» **Directions**
Copy each line exactly.

══ Dataset ══

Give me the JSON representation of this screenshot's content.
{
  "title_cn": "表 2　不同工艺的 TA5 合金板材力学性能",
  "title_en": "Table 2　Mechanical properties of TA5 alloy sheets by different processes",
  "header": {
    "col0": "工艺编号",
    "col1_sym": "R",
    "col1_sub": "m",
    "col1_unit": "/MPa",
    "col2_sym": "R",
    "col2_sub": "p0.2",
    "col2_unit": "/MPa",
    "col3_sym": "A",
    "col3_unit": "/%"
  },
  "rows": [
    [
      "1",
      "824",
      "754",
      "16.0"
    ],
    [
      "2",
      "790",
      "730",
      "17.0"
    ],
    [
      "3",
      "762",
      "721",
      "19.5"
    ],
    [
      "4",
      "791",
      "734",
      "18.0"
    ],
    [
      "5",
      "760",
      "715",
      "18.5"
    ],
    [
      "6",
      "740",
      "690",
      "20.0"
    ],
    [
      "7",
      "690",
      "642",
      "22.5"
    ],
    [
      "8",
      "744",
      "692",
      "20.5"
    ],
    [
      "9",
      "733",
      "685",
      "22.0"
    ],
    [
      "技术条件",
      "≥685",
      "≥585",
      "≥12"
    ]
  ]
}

═══

» **Task result**
Give me the JSON representation of this screenshot's content.
{
  "title_cn": "表 2　不同工艺的 TA5 合金板材力学性能",
  "title_en": "Table 2　Mechanical properties of TA5 alloy sheets by different processes",
  "header": {
    "col0": "工艺编号",
    "col1_sym": "R",
    "col1_sub": "m",
    "col1_unit": "/MPa",
    "col2_sym": "R",
    "col2_sub": "p0.2",
    "col2_unit": "/MPa",
    "col3_sym": "A",
    "col3_unit": "/%"
  },
  "rows": [
    [
      "1",
      "824",
      "754",
      "16.0"
    ],
    [
      "2",
      "790",
      "730",
      "17.0"
    ],
    [
      "3",
      "762",
      "721",
      "19.5"
    ],
    [
      "4",
      "791",
      "734",
      "18.0"
    ],
    [
      "5",
      "760",
      "715",
      "18.5"
    ],
    [
      "6",
      "740",
      "690",
      "20.0"
    ],
    [
      "7",
      "690",
      "642",
      "22.5"
    ],
    [
      "8",
      "744",
      "692",
      "20.5"
    ],
    [
      "9",
      "733",
      "685",
      "22.0"
    ],
    [
      "技术条件",
      "≥685",
      "≥585",
      "≥12"
    ]
  ]
}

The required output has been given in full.